### [DESCRIPTION OF THE TASK]
Go through the entries one line at a time, and gather every line that has the word "color".

### [EXTRACTED MATERIAL]
++++++++

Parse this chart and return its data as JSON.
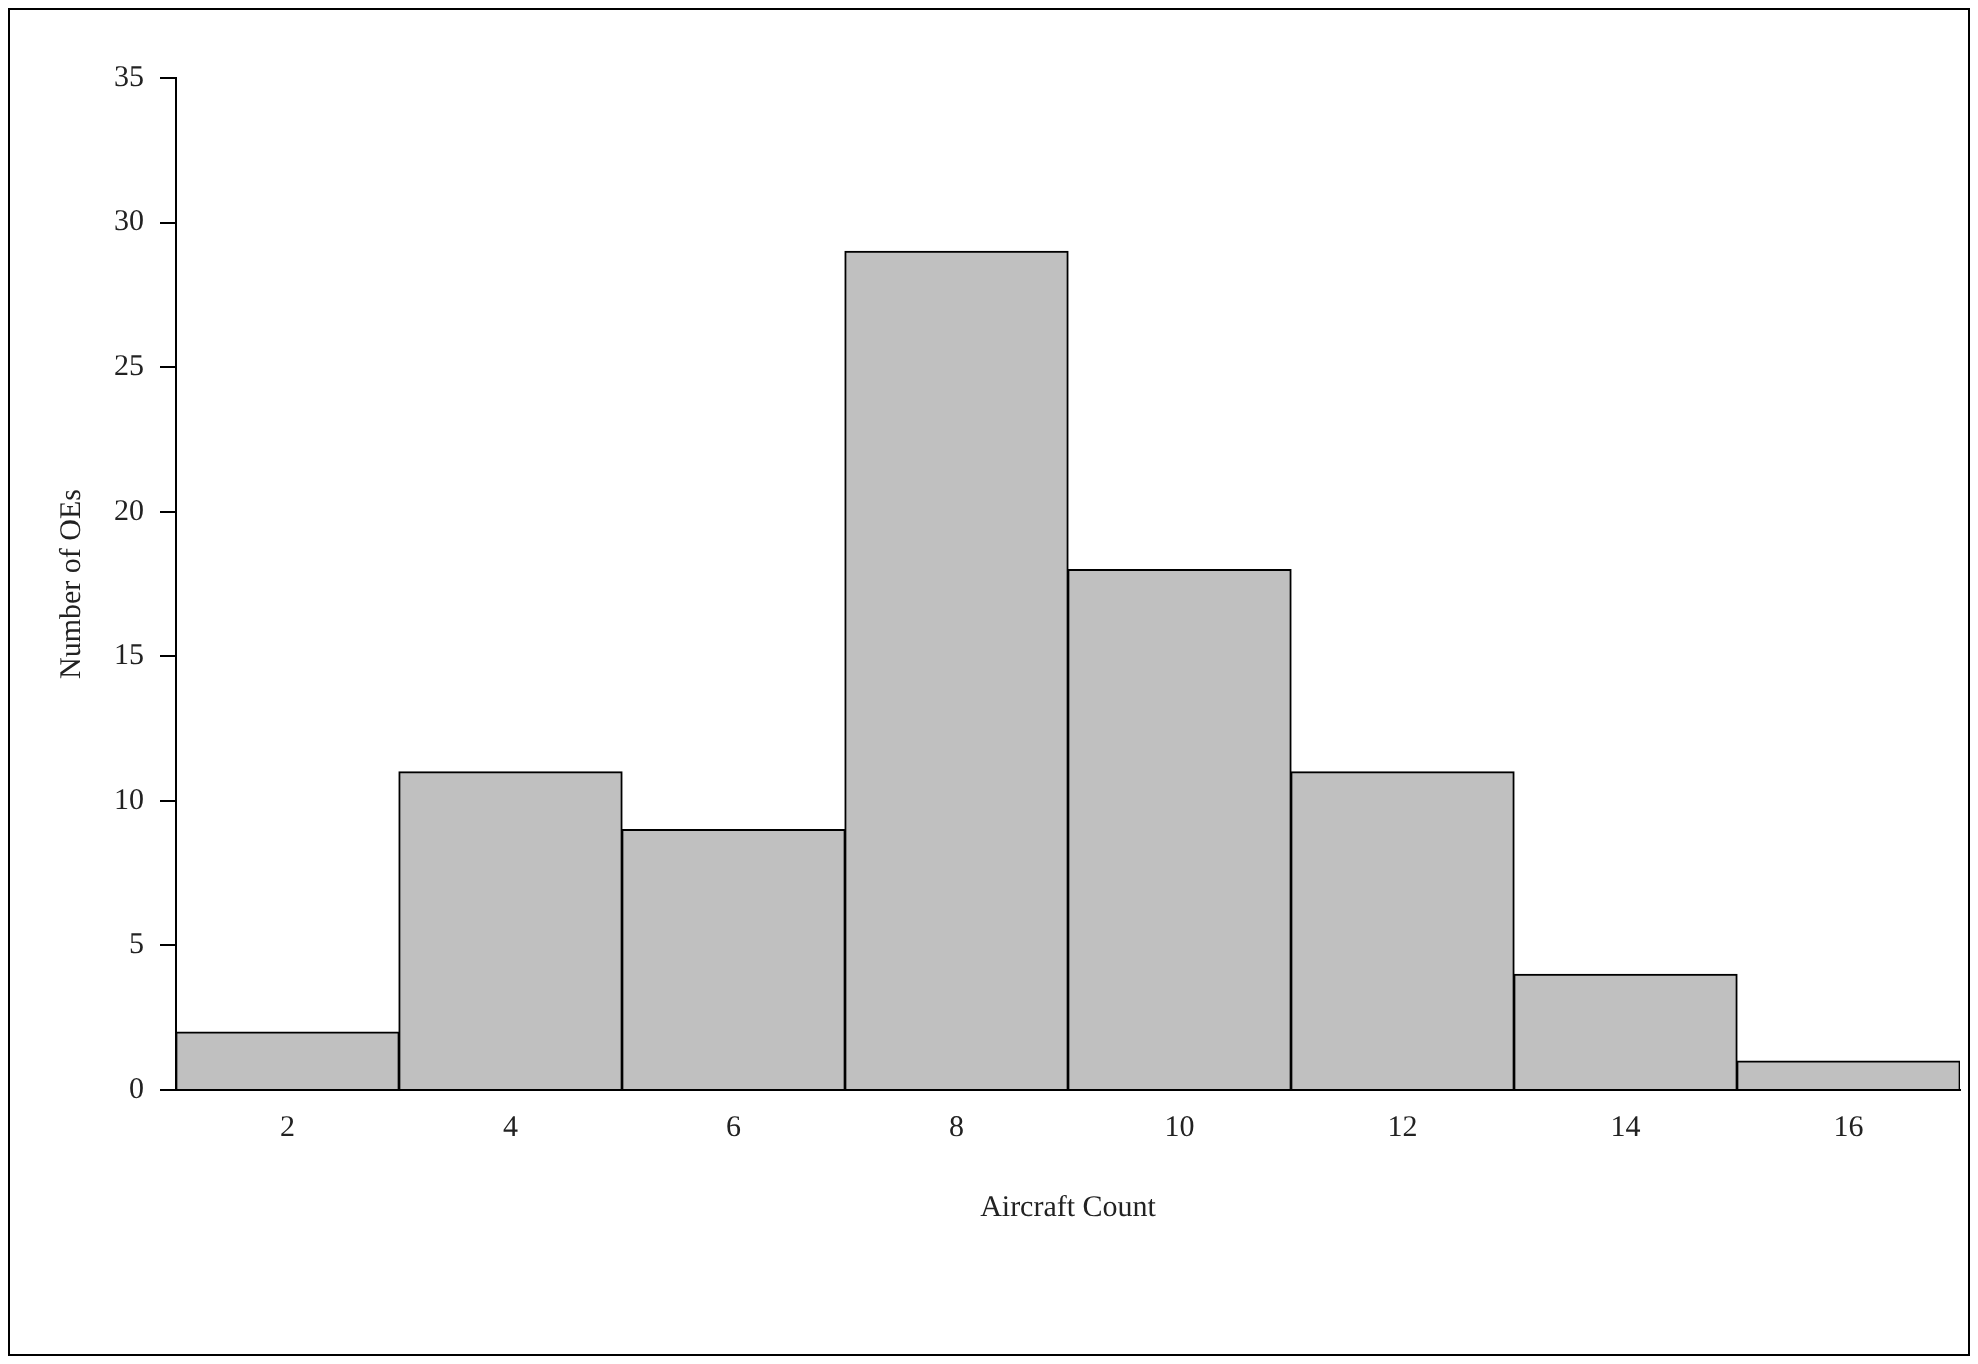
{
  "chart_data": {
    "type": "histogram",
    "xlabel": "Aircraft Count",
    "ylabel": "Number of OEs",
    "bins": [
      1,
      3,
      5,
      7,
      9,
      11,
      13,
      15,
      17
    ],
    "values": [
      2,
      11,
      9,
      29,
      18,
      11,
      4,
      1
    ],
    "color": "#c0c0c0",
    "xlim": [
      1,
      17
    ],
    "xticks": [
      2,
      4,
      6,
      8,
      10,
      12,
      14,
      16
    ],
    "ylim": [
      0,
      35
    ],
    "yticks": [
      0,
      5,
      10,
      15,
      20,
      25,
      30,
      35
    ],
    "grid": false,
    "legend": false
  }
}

++++++++

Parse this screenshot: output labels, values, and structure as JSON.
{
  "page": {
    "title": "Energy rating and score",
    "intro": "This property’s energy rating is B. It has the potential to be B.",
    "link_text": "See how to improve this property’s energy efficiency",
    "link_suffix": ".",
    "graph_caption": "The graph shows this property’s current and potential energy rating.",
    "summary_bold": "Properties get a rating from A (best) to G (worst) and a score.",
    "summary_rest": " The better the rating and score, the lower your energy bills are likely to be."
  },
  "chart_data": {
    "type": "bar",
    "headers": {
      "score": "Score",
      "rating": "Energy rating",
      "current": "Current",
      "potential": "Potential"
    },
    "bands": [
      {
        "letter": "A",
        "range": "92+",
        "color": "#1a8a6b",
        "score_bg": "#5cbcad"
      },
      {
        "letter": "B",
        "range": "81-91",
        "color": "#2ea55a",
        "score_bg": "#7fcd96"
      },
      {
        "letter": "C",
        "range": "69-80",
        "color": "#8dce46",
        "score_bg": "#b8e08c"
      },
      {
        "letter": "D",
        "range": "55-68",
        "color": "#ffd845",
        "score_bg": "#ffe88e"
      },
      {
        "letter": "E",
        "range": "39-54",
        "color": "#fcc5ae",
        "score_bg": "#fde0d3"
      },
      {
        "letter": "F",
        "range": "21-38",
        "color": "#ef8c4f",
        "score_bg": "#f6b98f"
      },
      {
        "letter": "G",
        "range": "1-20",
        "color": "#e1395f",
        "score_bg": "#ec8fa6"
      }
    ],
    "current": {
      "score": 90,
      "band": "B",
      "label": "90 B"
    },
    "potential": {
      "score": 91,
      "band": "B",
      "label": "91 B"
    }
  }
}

++++++++

### [EXERCISE RESPONSE]
    "color": "#c0c0c0",
        "color": "#1a8a6b",
        "color": "#2ea55a",
        "color": "#8dce46",
        "color": "#ffd845",
        "color": "#fcc5ae",
        "color": "#ef8c4f",
        "color": "#e1395f",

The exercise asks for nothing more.